Locate all lines with the word "steel". Copy them.

— start of MATERIAL FOR THE TASK —

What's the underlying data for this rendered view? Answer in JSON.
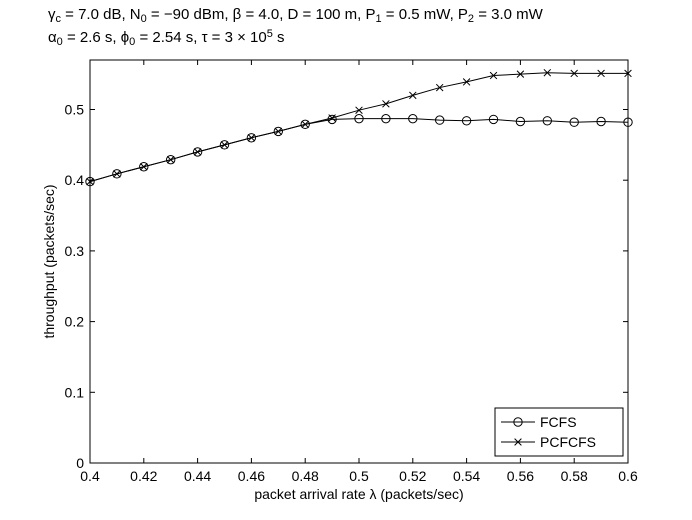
{
  "chart_data": {
    "type": "line",
    "title_lines": [
      [
        {
          "t": "γ"
        },
        {
          "t": "c",
          "sub": true
        },
        {
          "t": " = 7.0 dB, N"
        },
        {
          "t": "0",
          "sub": true
        },
        {
          "t": " = −90 dBm, β = 4.0, D = 100 m, P"
        },
        {
          "t": "1",
          "sub": true
        },
        {
          "t": " = 0.5 mW, P"
        },
        {
          "t": "2",
          "sub": true
        },
        {
          "t": " = 3.0 mW"
        }
      ],
      [
        {
          "t": "α"
        },
        {
          "t": "0",
          "sub": true
        },
        {
          "t": " = 2.6 s, ϕ"
        },
        {
          "t": "0",
          "sub": true
        },
        {
          "t": " = 2.54 s, τ  = 3 × 10"
        },
        {
          "t": "5",
          "sup": true
        },
        {
          "t": " s"
        }
      ]
    ],
    "xlabel": "packet arrival rate λ (packets/sec)",
    "ylabel": "throughput (packets/sec)",
    "xlim": [
      0.4,
      0.6
    ],
    "ylim": [
      0,
      0.57
    ],
    "xticks": [
      0.4,
      0.42,
      0.44,
      0.46,
      0.48,
      0.5,
      0.52,
      0.54,
      0.56,
      0.58,
      0.6
    ],
    "xtick_labels": [
      "0.4",
      "0.42",
      "0.44",
      "0.46",
      "0.48",
      "0.5",
      "0.52",
      "0.54",
      "0.56",
      "0.58",
      "0.6"
    ],
    "yticks": [
      0,
      0.1,
      0.2,
      0.3,
      0.4,
      0.5
    ],
    "ytick_labels": [
      "0",
      "0.1",
      "0.2",
      "0.3",
      "0.4",
      "0.5"
    ],
    "grid": false,
    "legend_position": "bottom-right",
    "series": [
      {
        "name": "FCFS",
        "marker": "circle",
        "x": [
          0.4,
          0.41,
          0.42,
          0.43,
          0.44,
          0.45,
          0.46,
          0.47,
          0.48,
          0.49,
          0.5,
          0.51,
          0.52,
          0.53,
          0.54,
          0.55,
          0.56,
          0.57,
          0.58,
          0.59,
          0.6
        ],
        "y": [
          0.398,
          0.409,
          0.419,
          0.429,
          0.44,
          0.45,
          0.46,
          0.469,
          0.479,
          0.486,
          0.487,
          0.487,
          0.487,
          0.485,
          0.484,
          0.486,
          0.483,
          0.484,
          0.482,
          0.483,
          0.482
        ]
      },
      {
        "name": "PCFCFS",
        "marker": "x",
        "x": [
          0.4,
          0.41,
          0.42,
          0.43,
          0.44,
          0.45,
          0.46,
          0.47,
          0.48,
          0.49,
          0.5,
          0.51,
          0.52,
          0.53,
          0.54,
          0.55,
          0.56,
          0.57,
          0.58,
          0.59,
          0.6
        ],
        "y": [
          0.398,
          0.409,
          0.419,
          0.429,
          0.44,
          0.45,
          0.46,
          0.469,
          0.479,
          0.488,
          0.499,
          0.508,
          0.52,
          0.531,
          0.539,
          0.548,
          0.55,
          0.552,
          0.551,
          0.551,
          0.551
        ]
      }
    ]
  }
}
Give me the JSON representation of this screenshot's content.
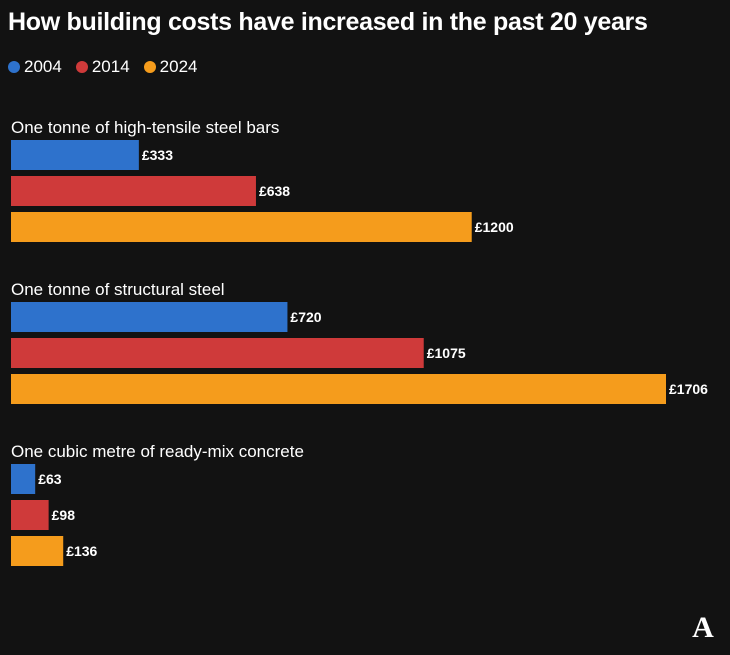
{
  "chart_data": {
    "type": "bar",
    "orientation": "horizontal",
    "title": "How building costs have increased in the past 20 years",
    "legend_placement": "top-left",
    "grid": false,
    "value_prefix": "£",
    "series": [
      {
        "name": "2004",
        "color": "#2e72cc"
      },
      {
        "name": "2014",
        "color": "#cf3a3a"
      },
      {
        "name": "2024",
        "color": "#f59c1c"
      }
    ],
    "groups": [
      {
        "label": "One tonne of high-tensile steel bars",
        "values": [
          333,
          638,
          1200
        ]
      },
      {
        "label": "One tonne of structural steel",
        "values": [
          720,
          1075,
          1706
        ]
      },
      {
        "label": "One cubic metre of ready-mix concrete",
        "values": [
          63,
          98,
          136
        ]
      }
    ],
    "xlim": [
      0,
      1706
    ]
  },
  "colors": {
    "background": "#121212",
    "text": "#ffffff"
  },
  "logo": {
    "icon": "publisher-logo-icon",
    "text": "A"
  }
}
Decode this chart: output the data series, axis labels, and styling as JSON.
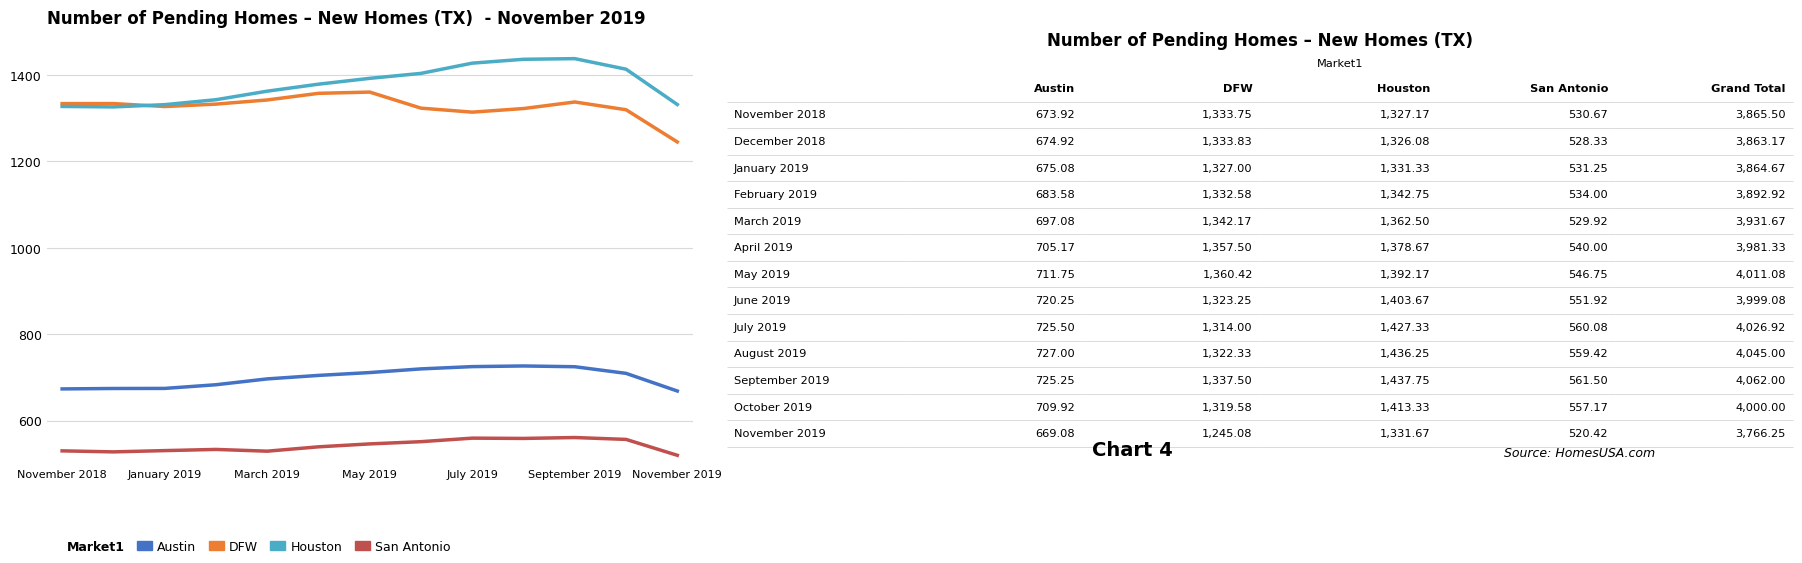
{
  "chart_title": "Number of Pending Homes – New Homes (TX)  - November 2019",
  "table_title": "Number of Pending Homes – New Homes (TX)",
  "months": [
    "November 2018",
    "December 2018",
    "January 2019",
    "February 2019",
    "March 2019",
    "April 2019",
    "May 2019",
    "June 2019",
    "July 2019",
    "August 2019",
    "September 2019",
    "October 2019",
    "November 2019"
  ],
  "austin": [
    673.92,
    674.92,
    675.08,
    683.58,
    697.08,
    705.17,
    711.75,
    720.25,
    725.5,
    727.0,
    725.25,
    709.92,
    669.08
  ],
  "dfw": [
    1333.75,
    1333.83,
    1327.0,
    1332.58,
    1342.17,
    1357.5,
    1360.42,
    1323.25,
    1314.0,
    1322.33,
    1337.5,
    1319.58,
    1245.08
  ],
  "houston": [
    1327.17,
    1326.08,
    1331.33,
    1342.75,
    1362.5,
    1378.67,
    1392.17,
    1403.67,
    1427.33,
    1436.25,
    1437.75,
    1413.33,
    1331.67
  ],
  "san_antonio": [
    530.67,
    528.33,
    531.25,
    534.0,
    529.92,
    540.0,
    546.75,
    551.92,
    560.08,
    559.42,
    561.5,
    557.17,
    520.42
  ],
  "grand_total": [
    3865.5,
    3863.17,
    3864.67,
    3892.92,
    3931.67,
    3981.33,
    4011.08,
    3999.08,
    4026.92,
    4045.0,
    4062.0,
    4000.0,
    3766.25
  ],
  "x_tick_labels": [
    "November 2018",
    "January 2019",
    "March 2019",
    "May 2019",
    "July 2019",
    "September 2019",
    "November 2019"
  ],
  "x_tick_indices": [
    0,
    2,
    4,
    6,
    8,
    10,
    12
  ],
  "ylim": [
    500,
    1500
  ],
  "yticks": [
    600,
    800,
    1000,
    1200,
    1400
  ],
  "color_austin": "#4472C4",
  "color_dfw": "#ED7D31",
  "color_houston": "#4BACC6",
  "color_san_antonio": "#C0504D",
  "line_width": 2.5,
  "bg_color": "#FFFFFF",
  "grid_color": "#D9D9D9",
  "chart4_label": "Chart 4",
  "source_label": "Source: HomesUSA.com",
  "col_headers": [
    "",
    "Austin",
    "DFW",
    "Houston",
    "San Antonio",
    "Grand Total"
  ],
  "market1_label": "Market1"
}
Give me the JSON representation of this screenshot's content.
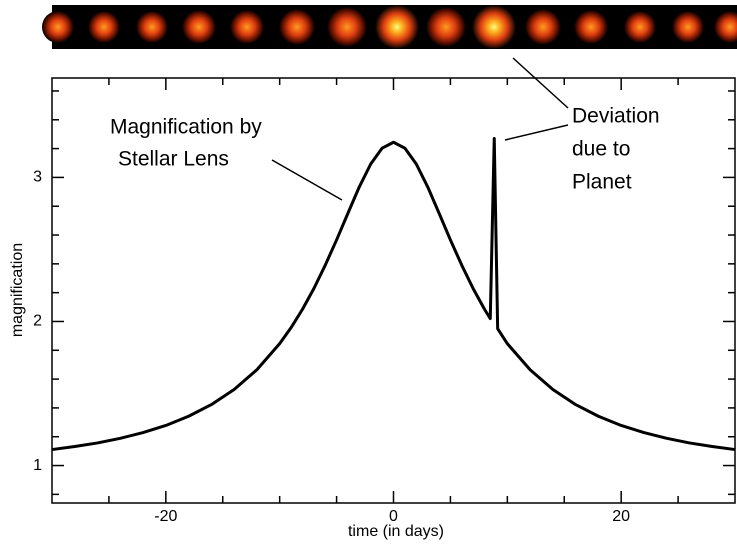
{
  "chart_data": {
    "type": "line",
    "xlabel": "time (in days)",
    "ylabel": "magnification",
    "annotations": [
      {
        "lines": [
          "Magnification by",
          "Stellar Lens"
        ]
      },
      {
        "lines": [
          "Deviation",
          "due to",
          "Planet"
        ]
      }
    ],
    "color": "#000000",
    "x": [
      -30,
      -28,
      -26,
      -24,
      -22,
      -20,
      -18,
      -16,
      -14,
      -12,
      -10,
      -9,
      -8,
      -7,
      -6,
      -5,
      -4,
      -3,
      -2,
      -1,
      0,
      1,
      2,
      3,
      4,
      5,
      6,
      7,
      8,
      8.5,
      8.85,
      9.15,
      10,
      12,
      14,
      16,
      18,
      20,
      22,
      24,
      26,
      28,
      30
    ],
    "values": [
      1.111,
      1.132,
      1.157,
      1.189,
      1.229,
      1.278,
      1.342,
      1.423,
      1.528,
      1.665,
      1.846,
      1.957,
      2.084,
      2.228,
      2.39,
      2.566,
      2.752,
      2.935,
      3.093,
      3.203,
      3.244,
      3.203,
      3.093,
      2.935,
      2.752,
      2.566,
      2.39,
      2.228,
      2.084,
      2.02,
      3.27,
      1.95,
      1.846,
      1.665,
      1.528,
      1.423,
      1.342,
      1.278,
      1.229,
      1.189,
      1.157,
      1.132,
      1.111
    ],
    "xlim": [
      -30,
      30
    ],
    "xticks": [
      -20,
      0,
      20
    ],
    "xminorticks": [
      -25,
      -15,
      -10,
      -5,
      5,
      10,
      15,
      25
    ],
    "ylim": [
      0.74,
      3.69
    ],
    "yticks": [
      1,
      2,
      3
    ],
    "yminorticks": [
      0.8,
      1.2,
      1.4,
      1.6,
      1.8,
      2.2,
      2.4,
      2.6,
      2.8,
      3.2,
      3.4,
      3.6
    ]
  }
}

— end of MATERIAL FOR THE TASK —

## EXERCISE RESPONSE
        "label": "One tonne of high-tensile steel bars",
        "label": "One tonne of structural steel",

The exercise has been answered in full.